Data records
________________________

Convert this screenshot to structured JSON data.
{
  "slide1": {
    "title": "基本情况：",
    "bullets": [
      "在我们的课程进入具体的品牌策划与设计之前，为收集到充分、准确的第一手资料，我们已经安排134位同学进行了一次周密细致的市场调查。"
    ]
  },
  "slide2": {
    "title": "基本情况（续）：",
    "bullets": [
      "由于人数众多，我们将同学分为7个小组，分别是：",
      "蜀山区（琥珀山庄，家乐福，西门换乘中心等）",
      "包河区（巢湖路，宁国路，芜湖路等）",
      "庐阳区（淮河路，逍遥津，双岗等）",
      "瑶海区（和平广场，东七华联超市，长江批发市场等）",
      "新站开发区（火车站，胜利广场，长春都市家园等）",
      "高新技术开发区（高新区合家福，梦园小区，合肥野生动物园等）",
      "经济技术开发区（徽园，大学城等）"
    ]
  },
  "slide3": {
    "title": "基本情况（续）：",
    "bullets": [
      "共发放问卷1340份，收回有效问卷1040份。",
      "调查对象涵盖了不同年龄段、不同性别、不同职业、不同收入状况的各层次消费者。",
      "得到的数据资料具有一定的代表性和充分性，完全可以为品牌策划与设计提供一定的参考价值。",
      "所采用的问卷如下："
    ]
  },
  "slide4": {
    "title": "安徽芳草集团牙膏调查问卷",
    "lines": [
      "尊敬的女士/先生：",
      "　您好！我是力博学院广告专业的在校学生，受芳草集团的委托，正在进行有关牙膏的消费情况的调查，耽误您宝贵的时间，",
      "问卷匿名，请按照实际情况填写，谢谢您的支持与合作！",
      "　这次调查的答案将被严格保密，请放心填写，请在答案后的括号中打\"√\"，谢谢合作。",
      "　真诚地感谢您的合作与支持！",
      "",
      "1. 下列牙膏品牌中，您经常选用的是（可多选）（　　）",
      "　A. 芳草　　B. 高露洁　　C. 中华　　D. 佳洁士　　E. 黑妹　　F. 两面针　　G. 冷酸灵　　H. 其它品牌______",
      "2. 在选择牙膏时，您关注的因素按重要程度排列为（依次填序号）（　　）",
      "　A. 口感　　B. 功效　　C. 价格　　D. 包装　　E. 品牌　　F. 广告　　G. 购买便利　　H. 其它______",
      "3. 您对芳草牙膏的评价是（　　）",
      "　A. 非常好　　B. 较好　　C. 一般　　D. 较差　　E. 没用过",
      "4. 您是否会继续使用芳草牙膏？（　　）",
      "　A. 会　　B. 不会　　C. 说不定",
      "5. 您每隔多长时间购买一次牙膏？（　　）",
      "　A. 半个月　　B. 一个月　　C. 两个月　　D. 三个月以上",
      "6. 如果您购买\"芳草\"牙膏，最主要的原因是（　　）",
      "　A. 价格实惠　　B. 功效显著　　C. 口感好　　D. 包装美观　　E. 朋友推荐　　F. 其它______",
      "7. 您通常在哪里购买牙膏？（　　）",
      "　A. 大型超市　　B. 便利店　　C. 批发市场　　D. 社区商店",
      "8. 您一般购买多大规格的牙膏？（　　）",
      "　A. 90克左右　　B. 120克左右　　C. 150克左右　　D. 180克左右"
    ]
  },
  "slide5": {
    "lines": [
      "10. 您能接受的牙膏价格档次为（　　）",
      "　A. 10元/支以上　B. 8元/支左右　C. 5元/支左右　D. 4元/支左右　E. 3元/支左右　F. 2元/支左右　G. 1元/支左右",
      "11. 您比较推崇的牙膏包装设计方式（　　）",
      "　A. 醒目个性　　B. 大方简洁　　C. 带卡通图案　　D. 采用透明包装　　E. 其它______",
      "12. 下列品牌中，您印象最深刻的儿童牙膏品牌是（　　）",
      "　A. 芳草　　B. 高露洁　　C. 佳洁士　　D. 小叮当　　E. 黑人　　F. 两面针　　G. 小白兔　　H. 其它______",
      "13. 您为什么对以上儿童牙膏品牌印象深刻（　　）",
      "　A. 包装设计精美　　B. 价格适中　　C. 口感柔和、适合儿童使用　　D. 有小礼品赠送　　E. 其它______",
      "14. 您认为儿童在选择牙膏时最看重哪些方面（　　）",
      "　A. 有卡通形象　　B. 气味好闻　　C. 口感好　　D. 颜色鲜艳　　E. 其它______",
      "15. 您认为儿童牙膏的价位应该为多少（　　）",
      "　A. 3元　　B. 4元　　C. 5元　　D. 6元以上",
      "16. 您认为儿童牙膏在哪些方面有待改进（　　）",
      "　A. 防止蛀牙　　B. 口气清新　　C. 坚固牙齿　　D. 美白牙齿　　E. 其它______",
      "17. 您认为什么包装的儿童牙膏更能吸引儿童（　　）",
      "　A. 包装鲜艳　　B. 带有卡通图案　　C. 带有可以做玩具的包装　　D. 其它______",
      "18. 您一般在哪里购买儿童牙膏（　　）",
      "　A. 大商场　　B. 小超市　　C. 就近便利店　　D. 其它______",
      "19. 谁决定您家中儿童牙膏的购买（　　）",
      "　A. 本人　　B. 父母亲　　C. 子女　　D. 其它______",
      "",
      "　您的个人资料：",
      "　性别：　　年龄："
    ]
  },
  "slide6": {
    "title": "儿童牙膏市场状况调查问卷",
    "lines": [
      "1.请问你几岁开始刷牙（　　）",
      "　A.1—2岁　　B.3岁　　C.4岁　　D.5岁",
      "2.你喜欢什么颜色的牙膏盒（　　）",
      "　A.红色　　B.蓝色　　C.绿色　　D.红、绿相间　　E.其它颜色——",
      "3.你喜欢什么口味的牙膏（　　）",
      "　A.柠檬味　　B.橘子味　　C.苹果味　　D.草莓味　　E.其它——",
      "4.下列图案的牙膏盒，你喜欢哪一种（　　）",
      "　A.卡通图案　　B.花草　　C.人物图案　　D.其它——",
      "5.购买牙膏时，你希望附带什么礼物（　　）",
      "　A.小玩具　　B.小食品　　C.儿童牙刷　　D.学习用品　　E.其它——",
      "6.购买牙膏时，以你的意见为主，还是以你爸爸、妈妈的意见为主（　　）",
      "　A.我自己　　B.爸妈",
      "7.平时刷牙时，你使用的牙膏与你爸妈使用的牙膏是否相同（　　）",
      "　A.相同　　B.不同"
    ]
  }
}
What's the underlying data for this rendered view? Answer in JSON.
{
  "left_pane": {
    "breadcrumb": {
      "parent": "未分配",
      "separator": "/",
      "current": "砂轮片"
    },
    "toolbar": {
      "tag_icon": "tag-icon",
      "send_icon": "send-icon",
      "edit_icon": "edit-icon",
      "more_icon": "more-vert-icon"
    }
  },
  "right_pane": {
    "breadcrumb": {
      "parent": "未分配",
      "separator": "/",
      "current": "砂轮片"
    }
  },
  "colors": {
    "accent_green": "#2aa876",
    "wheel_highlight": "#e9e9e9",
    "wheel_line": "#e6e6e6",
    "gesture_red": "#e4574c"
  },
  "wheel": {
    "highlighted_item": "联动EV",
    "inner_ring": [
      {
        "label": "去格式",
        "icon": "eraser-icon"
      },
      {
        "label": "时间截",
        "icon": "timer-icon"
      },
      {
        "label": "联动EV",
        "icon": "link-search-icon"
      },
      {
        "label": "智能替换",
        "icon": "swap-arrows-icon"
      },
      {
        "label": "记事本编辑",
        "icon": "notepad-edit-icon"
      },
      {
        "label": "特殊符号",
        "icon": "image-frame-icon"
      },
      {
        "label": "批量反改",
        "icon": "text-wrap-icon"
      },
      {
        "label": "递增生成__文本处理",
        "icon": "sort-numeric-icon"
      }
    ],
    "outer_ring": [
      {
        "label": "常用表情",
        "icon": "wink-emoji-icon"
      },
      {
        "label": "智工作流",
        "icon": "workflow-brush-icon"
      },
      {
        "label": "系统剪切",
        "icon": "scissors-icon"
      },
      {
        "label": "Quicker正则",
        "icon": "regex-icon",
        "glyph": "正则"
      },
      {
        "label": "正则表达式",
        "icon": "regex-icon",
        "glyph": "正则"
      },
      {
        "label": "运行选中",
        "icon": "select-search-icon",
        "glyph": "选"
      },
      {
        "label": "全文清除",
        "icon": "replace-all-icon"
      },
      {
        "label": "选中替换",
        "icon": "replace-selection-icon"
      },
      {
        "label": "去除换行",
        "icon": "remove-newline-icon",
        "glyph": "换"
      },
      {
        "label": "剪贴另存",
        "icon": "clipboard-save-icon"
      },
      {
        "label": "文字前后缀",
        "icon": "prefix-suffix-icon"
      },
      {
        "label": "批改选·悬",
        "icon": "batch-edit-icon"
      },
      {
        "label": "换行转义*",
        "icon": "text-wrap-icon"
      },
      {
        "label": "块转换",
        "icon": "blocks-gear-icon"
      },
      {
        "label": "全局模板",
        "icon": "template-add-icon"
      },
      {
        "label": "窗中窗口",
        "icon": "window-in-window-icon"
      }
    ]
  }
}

________________________

Copy, from the material, each line that holds the string "this".

Convert this screenshot to structured JSON data.
What's the underlying data for this rendered view? Answer in JSON.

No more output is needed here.